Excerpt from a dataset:
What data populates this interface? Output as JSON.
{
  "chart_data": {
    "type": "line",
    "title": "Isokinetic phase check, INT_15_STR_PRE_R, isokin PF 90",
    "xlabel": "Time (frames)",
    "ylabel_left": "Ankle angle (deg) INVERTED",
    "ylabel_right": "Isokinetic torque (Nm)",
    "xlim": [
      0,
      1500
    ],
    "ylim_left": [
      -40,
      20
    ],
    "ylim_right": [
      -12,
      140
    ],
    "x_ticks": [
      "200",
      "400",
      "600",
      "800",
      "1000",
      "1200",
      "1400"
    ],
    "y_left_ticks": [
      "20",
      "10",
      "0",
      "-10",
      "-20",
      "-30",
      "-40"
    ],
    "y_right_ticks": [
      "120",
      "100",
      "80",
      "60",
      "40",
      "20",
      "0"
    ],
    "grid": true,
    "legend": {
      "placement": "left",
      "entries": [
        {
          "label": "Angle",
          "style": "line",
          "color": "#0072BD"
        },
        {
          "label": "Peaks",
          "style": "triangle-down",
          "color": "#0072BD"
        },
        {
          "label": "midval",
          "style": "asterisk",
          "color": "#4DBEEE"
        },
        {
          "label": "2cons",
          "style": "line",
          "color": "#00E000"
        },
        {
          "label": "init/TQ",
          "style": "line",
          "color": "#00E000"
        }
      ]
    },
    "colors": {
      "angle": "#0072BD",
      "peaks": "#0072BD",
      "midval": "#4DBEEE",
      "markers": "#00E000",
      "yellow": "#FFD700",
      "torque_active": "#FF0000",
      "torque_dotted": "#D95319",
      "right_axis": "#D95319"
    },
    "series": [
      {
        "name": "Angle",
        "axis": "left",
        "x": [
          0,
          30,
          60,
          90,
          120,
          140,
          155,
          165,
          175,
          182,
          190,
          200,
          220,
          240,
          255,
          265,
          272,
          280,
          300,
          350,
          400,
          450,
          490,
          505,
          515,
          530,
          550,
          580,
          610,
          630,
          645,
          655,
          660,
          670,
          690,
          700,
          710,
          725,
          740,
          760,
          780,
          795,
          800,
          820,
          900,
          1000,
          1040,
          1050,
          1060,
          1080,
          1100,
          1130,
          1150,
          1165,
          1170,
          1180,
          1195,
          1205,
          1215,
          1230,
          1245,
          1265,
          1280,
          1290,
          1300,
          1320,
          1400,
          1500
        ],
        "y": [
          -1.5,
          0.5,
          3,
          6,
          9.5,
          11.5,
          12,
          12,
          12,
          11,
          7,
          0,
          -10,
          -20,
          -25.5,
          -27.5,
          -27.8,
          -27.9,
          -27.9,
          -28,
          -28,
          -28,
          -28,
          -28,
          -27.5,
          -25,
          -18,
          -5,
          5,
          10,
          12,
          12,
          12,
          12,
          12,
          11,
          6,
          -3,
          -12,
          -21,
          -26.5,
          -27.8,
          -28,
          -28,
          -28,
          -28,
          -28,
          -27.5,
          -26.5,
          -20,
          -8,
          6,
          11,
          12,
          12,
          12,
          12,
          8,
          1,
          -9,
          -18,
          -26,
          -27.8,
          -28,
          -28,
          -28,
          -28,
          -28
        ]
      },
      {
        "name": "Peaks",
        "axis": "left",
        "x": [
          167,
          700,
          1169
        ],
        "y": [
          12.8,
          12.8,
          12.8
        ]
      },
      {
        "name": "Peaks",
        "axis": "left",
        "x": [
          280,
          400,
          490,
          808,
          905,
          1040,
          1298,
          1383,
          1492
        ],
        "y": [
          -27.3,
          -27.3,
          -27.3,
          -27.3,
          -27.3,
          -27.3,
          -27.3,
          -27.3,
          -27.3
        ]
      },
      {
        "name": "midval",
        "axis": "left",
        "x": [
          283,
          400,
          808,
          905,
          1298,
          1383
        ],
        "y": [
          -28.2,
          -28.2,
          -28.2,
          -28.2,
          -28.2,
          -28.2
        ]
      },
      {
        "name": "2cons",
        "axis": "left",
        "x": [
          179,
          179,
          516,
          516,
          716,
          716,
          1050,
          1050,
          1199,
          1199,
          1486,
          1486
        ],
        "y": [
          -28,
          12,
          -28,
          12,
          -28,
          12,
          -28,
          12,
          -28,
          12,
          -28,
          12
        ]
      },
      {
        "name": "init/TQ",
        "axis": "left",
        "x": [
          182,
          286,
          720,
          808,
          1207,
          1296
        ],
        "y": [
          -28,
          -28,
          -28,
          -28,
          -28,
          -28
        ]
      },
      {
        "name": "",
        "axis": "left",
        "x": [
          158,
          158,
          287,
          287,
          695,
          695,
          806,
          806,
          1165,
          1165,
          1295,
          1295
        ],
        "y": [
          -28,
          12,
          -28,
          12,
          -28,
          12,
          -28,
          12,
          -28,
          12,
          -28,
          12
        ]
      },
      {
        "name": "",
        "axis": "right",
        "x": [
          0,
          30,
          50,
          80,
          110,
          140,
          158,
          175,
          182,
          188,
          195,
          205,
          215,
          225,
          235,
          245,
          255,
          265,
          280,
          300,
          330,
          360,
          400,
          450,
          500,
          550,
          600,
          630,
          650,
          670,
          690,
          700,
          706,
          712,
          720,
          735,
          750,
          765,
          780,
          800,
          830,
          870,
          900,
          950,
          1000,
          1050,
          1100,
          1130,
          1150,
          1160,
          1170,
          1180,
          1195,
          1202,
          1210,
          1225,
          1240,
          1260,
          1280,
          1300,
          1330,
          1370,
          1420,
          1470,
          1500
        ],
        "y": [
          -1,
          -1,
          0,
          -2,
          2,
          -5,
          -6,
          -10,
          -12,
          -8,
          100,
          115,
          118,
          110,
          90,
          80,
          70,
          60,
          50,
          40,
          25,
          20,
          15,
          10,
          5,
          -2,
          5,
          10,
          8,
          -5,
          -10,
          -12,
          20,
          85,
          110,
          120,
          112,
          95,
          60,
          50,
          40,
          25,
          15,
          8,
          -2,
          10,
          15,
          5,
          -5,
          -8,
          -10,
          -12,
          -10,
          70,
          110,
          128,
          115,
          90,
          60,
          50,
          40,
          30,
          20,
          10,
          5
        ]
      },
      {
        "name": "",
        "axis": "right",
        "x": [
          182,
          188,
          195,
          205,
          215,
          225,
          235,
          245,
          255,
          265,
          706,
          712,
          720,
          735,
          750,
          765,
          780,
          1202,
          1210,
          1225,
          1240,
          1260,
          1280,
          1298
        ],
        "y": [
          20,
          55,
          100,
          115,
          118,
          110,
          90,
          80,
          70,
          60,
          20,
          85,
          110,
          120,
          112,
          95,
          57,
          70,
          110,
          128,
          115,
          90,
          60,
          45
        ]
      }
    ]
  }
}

## WHAT IS ASKED:
Write the data from above out again, exactly.

## THE RESPONSE:
What data populates this interface? Output as JSON.
{
  "chart_data": {
    "type": "line",
    "title": "Isokinetic phase check, INT_15_STR_PRE_R, isokin PF 90",
    "xlabel": "Time (frames)",
    "ylabel_left": "Ankle angle (deg) INVERTED",
    "ylabel_right": "Isokinetic torque (Nm)",
    "xlim": [
      0,
      1500
    ],
    "ylim_left": [
      -40,
      20
    ],
    "ylim_right": [
      -12,
      140
    ],
    "x_ticks": [
      "200",
      "400",
      "600",
      "800",
      "1000",
      "1200",
      "1400"
    ],
    "y_left_ticks": [
      "20",
      "10",
      "0",
      "-10",
      "-20",
      "-30",
      "-40"
    ],
    "y_right_ticks": [
      "120",
      "100",
      "80",
      "60",
      "40",
      "20",
      "0"
    ],
    "grid": true,
    "legend": {
      "placement": "left",
      "entries": [
        {
          "label": "Angle",
          "style": "line",
          "color": "#0072BD"
        },
        {
          "label": "Peaks",
          "style": "triangle-down",
          "color": "#0072BD"
        },
        {
          "label": "midval",
          "style": "asterisk",
          "color": "#4DBEEE"
        },
        {
          "label": "2cons",
          "style": "line",
          "color": "#00E000"
        },
        {
          "label": "init/TQ",
          "style": "line",
          "color": "#00E000"
        }
      ]
    },
    "colors": {
      "angle": "#0072BD",
      "peaks": "#0072BD",
      "midval": "#4DBEEE",
      "markers": "#00E000",
      "yellow": "#FFD700",
      "torque_active": "#FF0000",
      "torque_dotted": "#D95319",
      "right_axis": "#D95319"
    },
    "series": [
      {
        "name": "Angle",
        "axis": "left",
        "x": [
          0,
          30,
          60,
          90,
          120,
          140,
          155,
          165,
          175,
          182,
          190,
          200,
          220,
          240,
          255,
          265,
          272,
          280,
          300,
          350,
          400,
          450,
          490,
          505,
          515,
          530,
          550,
          580,
          610,
          630,
          645,
          655,
          660,
          670,
          690,
          700,
          710,
          725,
          740,
          760,
          780,
          795,
          800,
          820,
          900,
          1000,
          1040,
          1050,
          1060,
          1080,
          1100,
          1130,
          1150,
          1165,
          1170,
          1180,
          1195,
          1205,
          1215,
          1230,
          1245,
          1265,
          1280,
          1290,
          1300,
          1320,
          1400,
          1500
        ],
        "y": [
          -1.5,
          0.5,
          3,
          6,
          9.5,
          11.5,
          12,
          12,
          12,
          11,
          7,
          0,
          -10,
          -20,
          -25.5,
          -27.5,
          -27.8,
          -27.9,
          -27.9,
          -28,
          -28,
          -28,
          -28,
          -28,
          -27.5,
          -25,
          -18,
          -5,
          5,
          10,
          12,
          12,
          12,
          12,
          12,
          11,
          6,
          -3,
          -12,
          -21,
          -26.5,
          -27.8,
          -28,
          -28,
          -28,
          -28,
          -28,
          -27.5,
          -26.5,
          -20,
          -8,
          6,
          11,
          12,
          12,
          12,
          12,
          8,
          1,
          -9,
          -18,
          -26,
          -27.8,
          -28,
          -28,
          -28,
          -28,
          -28
        ]
      },
      {
        "name": "Peaks",
        "axis": "left",
        "x": [
          167,
          700,
          1169
        ],
        "y": [
          12.8,
          12.8,
          12.8
        ]
      },
      {
        "name": "Peaks",
        "axis": "left",
        "x": [
          280,
          400,
          490,
          808,
          905,
          1040,
          1298,
          1383,
          1492
        ],
        "y": [
          -27.3,
          -27.3,
          -27.3,
          -27.3,
          -27.3,
          -27.3,
          -27.3,
          -27.3,
          -27.3
        ]
      },
      {
        "name": "midval",
        "axis": "left",
        "x": [
          283,
          400,
          808,
          905,
          1298,
          1383
        ],
        "y": [
          -28.2,
          -28.2,
          -28.2,
          -28.2,
          -28.2,
          -28.2
        ]
      },
      {
        "name": "2cons",
        "axis": "left",
        "x": [
          179,
          179,
          516,
          516,
          716,
          716,
          1050,
          1050,
          1199,
          1199,
          1486,
          1486
        ],
        "y": [
          -28,
          12,
          -28,
          12,
          -28,
          12,
          -28,
          12,
          -28,
          12,
          -28,
          12
        ]
      },
      {
        "name": "init/TQ",
        "axis": "left",
        "x": [
          182,
          286,
          720,
          808,
          1207,
          1296
        ],
        "y": [
          -28,
          -28,
          -28,
          -28,
          -28,
          -28
        ]
      },
      {
        "name": "",
        "axis": "left",
        "x": [
          158,
          158,
          287,
          287,
          695,
          695,
          806,
          806,
          1165,
          1165,
          1295,
          1295
        ],
        "y": [
          -28,
          12,
          -28,
          12,
          -28,
          12,
          -28,
          12,
          -28,
          12,
          -28,
          12
        ]
      },
      {
        "name": "",
        "axis": "right",
        "x": [
          0,
          30,
          50,
          80,
          110,
          140,
          158,
          175,
          182,
          188,
          195,
          205,
          215,
          225,
          235,
          245,
          255,
          265,
          280,
          300,
          330,
          360,
          400,
          450,
          500,
          550,
          600,
          630,
          650,
          670,
          690,
          700,
          706,
          712,
          720,
          735,
          750,
          765,
          780,
          800,
          830,
          870,
          900,
          950,
          1000,
          1050,
          1100,
          1130,
          1150,
          1160,
          1170,
          1180,
          1195,
          1202,
          1210,
          1225,
          1240,
          1260,
          1280,
          1300,
          1330,
          1370,
          1420,
          1470,
          1500
        ],
        "y": [
          -1,
          -1,
          0,
          -2,
          2,
          -5,
          -6,
          -10,
          -12,
          -8,
          100,
          115,
          118,
          110,
          90,
          80,
          70,
          60,
          50,
          40,
          25,
          20,
          15,
          10,
          5,
          -2,
          5,
          10,
          8,
          -5,
          -10,
          -12,
          20,
          85,
          110,
          120,
          112,
          95,
          60,
          50,
          40,
          25,
          15,
          8,
          -2,
          10,
          15,
          5,
          -5,
          -8,
          -10,
          -12,
          -10,
          70,
          110,
          128,
          115,
          90,
          60,
          50,
          40,
          30,
          20,
          10,
          5
        ]
      },
      {
        "name": "",
        "axis": "right",
        "x": [
          182,
          188,
          195,
          205,
          215,
          225,
          235,
          245,
          255,
          265,
          706,
          712,
          720,
          735,
          750,
          765,
          780,
          1202,
          1210,
          1225,
          1240,
          1260,
          1280,
          1298
        ],
        "y": [
          20,
          55,
          100,
          115,
          118,
          110,
          90,
          80,
          70,
          60,
          20,
          85,
          110,
          120,
          112,
          95,
          57,
          70,
          110,
          128,
          115,
          90,
          60,
          45
        ]
      }
    ]
  }
}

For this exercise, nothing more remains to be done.